### [Problem statement]
Repeat every record below exactly, omitting any pictures.

### [Rows]
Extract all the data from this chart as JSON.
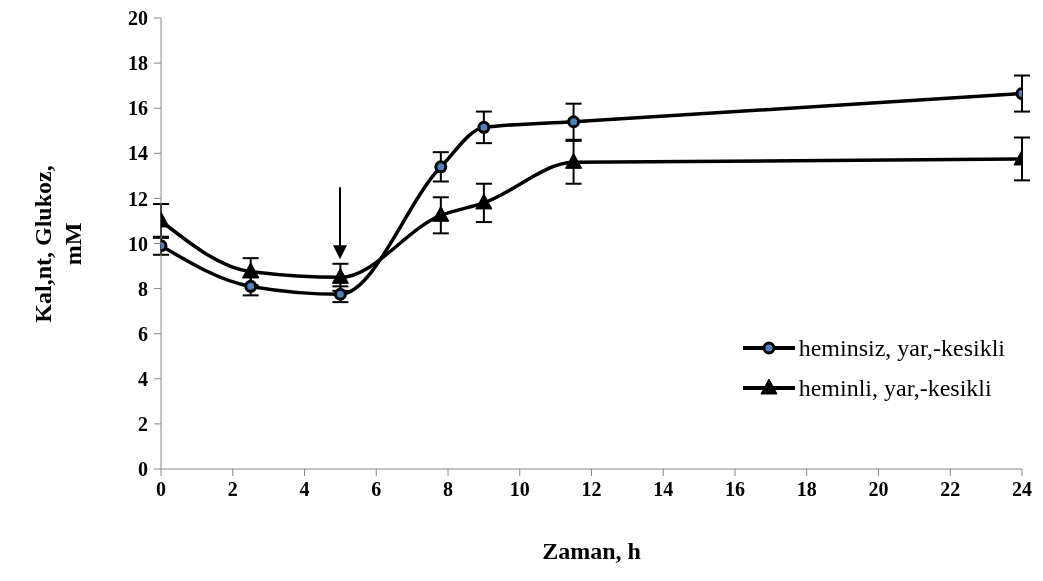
{
  "chart_data": {
    "type": "line",
    "xlabel": "Zaman, h",
    "ylabel": "Kal,nt, Glukoz, mM",
    "x": [
      0,
      2.5,
      5,
      7.8,
      9,
      11.5,
      24
    ],
    "xlim": [
      0,
      24
    ],
    "xticks": [
      0,
      2,
      4,
      6,
      8,
      10,
      12,
      14,
      16,
      18,
      20,
      22,
      24
    ],
    "ylim": [
      0,
      20
    ],
    "yticks": [
      0,
      2,
      4,
      6,
      8,
      10,
      12,
      14,
      16,
      18,
      20
    ],
    "series": [
      {
        "name": "heminsiz, yar,-kesikli",
        "color": "#000000",
        "marker": "circle",
        "values": [
          9.9,
          8.1,
          7.75,
          13.4,
          15.15,
          15.4,
          16.65
        ],
        "errors": [
          0.4,
          0.4,
          0.35,
          0.65,
          0.7,
          0.8,
          0.8
        ]
      },
      {
        "name": "heminli, yar,-kesikli",
        "color": "#000000",
        "marker": "triangle",
        "values": [
          11.0,
          8.75,
          8.5,
          11.25,
          11.8,
          13.6,
          13.75
        ],
        "errors": [
          0.75,
          0.6,
          0.6,
          0.8,
          0.85,
          0.95,
          0.95
        ]
      }
    ],
    "legend": "bottom right",
    "line_style": "solid"
  }
}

### [Exercise solution]
Extract all the data from this chart as JSON.
{
  "chart_data": {
    "type": "line",
    "xlabel": "Zaman, h",
    "ylabel": "Kal,nt, Glukoz, mM",
    "x": [
      0,
      2.5,
      5,
      7.8,
      9,
      11.5,
      24
    ],
    "xlim": [
      0,
      24
    ],
    "xticks": [
      0,
      2,
      4,
      6,
      8,
      10,
      12,
      14,
      16,
      18,
      20,
      22,
      24
    ],
    "ylim": [
      0,
      20
    ],
    "yticks": [
      0,
      2,
      4,
      6,
      8,
      10,
      12,
      14,
      16,
      18,
      20
    ],
    "series": [
      {
        "name": "heminsiz, yar,-kesikli",
        "color": "#000000",
        "marker": "circle",
        "values": [
          9.9,
          8.1,
          7.75,
          13.4,
          15.15,
          15.4,
          16.65
        ],
        "errors": [
          0.4,
          0.4,
          0.35,
          0.65,
          0.7,
          0.8,
          0.8
        ]
      },
      {
        "name": "heminli, yar,-kesikli",
        "color": "#000000",
        "marker": "triangle",
        "values": [
          11.0,
          8.75,
          8.5,
          11.25,
          11.8,
          13.6,
          13.75
        ],
        "errors": [
          0.75,
          0.6,
          0.6,
          0.8,
          0.85,
          0.95,
          0.95
        ]
      }
    ],
    "legend": "bottom right",
    "line_style": "solid"
  }
}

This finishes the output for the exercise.